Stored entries

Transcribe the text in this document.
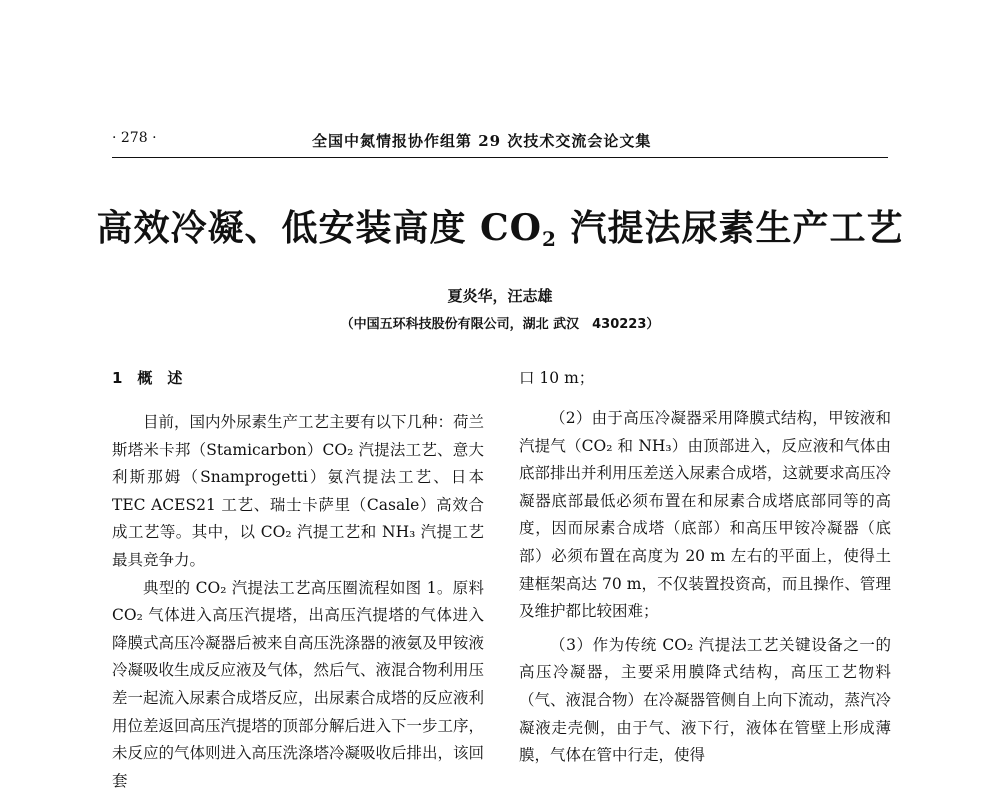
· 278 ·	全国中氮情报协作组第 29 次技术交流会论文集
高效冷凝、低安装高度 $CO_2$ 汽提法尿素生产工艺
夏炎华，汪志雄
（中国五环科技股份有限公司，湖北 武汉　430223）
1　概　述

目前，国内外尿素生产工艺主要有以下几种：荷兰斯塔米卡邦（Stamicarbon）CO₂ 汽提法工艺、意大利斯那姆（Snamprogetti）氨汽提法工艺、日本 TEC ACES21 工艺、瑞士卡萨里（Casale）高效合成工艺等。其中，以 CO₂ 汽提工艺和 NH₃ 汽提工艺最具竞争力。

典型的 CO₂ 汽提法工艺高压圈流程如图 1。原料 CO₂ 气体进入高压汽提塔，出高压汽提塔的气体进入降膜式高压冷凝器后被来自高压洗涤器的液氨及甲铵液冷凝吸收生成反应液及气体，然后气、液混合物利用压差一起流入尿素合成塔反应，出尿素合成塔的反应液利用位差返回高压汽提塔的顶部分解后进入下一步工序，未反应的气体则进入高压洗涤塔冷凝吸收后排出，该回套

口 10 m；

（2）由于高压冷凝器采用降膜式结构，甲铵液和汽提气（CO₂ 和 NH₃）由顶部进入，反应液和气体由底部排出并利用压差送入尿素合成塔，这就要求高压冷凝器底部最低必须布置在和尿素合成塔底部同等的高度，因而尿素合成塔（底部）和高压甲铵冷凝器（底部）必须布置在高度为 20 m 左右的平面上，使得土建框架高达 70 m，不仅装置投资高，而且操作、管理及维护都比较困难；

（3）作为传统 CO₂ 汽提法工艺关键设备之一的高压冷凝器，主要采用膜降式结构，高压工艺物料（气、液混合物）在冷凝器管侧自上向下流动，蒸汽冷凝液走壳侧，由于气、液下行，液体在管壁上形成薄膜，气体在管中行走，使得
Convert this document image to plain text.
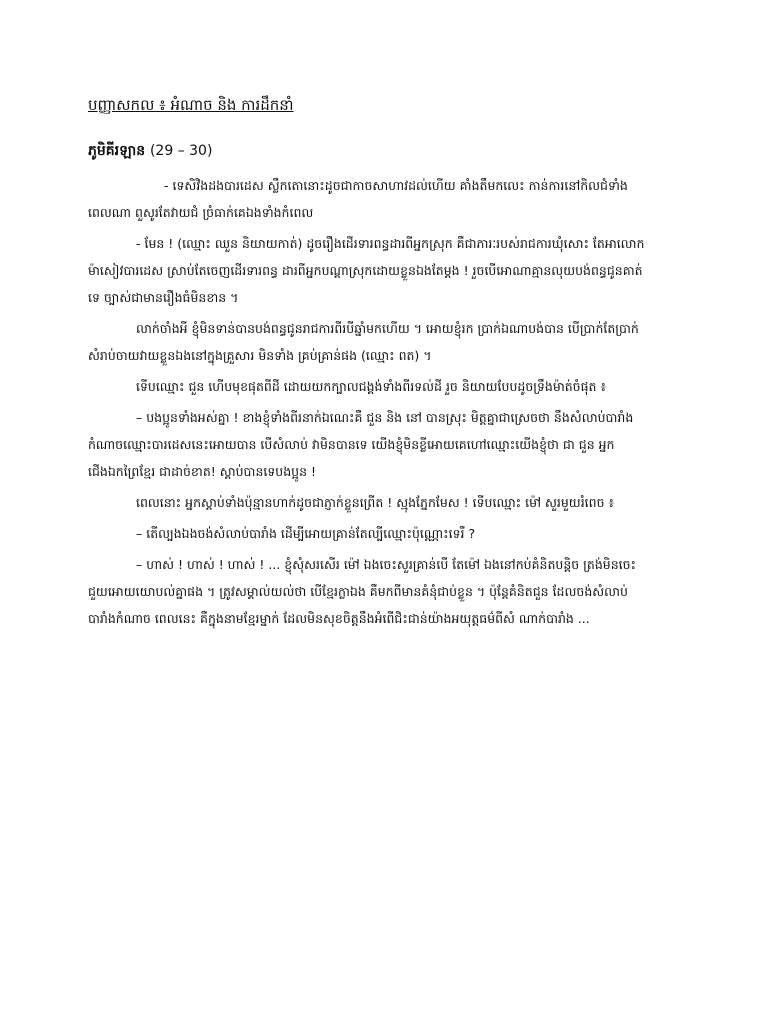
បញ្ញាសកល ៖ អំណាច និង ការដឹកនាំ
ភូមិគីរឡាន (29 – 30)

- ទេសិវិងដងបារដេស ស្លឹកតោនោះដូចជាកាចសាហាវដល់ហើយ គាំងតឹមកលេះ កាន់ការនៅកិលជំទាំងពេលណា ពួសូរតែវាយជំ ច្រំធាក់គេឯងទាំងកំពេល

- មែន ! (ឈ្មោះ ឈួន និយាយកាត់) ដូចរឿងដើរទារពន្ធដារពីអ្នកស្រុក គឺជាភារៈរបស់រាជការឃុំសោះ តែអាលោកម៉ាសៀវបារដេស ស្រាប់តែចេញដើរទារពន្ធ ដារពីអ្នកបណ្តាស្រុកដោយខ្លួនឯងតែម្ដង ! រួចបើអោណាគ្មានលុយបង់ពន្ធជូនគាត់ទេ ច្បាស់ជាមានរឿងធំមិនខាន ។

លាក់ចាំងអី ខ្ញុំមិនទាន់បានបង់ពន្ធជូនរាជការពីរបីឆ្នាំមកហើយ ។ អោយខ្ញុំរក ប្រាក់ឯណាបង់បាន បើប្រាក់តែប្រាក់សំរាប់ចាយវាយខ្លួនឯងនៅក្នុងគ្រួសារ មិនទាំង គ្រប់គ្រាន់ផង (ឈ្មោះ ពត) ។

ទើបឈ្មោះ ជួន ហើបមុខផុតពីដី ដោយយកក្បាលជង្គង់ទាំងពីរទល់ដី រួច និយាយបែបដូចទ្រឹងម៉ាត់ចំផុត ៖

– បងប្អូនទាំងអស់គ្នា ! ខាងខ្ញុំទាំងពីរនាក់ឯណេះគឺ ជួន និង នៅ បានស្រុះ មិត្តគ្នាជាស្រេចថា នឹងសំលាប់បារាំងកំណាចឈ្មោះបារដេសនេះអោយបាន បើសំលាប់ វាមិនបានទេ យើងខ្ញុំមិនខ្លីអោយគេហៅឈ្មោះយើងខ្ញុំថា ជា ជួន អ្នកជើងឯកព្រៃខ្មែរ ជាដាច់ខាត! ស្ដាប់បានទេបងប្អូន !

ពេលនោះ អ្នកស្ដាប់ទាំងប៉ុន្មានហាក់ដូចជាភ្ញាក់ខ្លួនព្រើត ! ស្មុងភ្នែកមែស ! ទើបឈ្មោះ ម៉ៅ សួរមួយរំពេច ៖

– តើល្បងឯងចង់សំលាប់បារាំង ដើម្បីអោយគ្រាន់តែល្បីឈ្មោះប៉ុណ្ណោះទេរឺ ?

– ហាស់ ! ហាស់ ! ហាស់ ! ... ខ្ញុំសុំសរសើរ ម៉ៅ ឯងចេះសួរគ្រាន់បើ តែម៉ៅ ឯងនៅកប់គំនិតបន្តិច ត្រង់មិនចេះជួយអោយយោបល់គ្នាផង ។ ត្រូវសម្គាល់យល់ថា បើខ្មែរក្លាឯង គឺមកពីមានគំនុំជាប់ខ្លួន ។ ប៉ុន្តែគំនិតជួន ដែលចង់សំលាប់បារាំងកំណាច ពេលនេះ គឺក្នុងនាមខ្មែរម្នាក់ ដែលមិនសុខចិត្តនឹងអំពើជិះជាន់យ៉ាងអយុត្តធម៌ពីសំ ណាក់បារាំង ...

» **WHAT YOU NEED TO DO**: Copy out the lines in which the string "text" appears.

» **EXPECTED OUTPUT**:
Transcribe the text in this document.
Convert this document image to plain text.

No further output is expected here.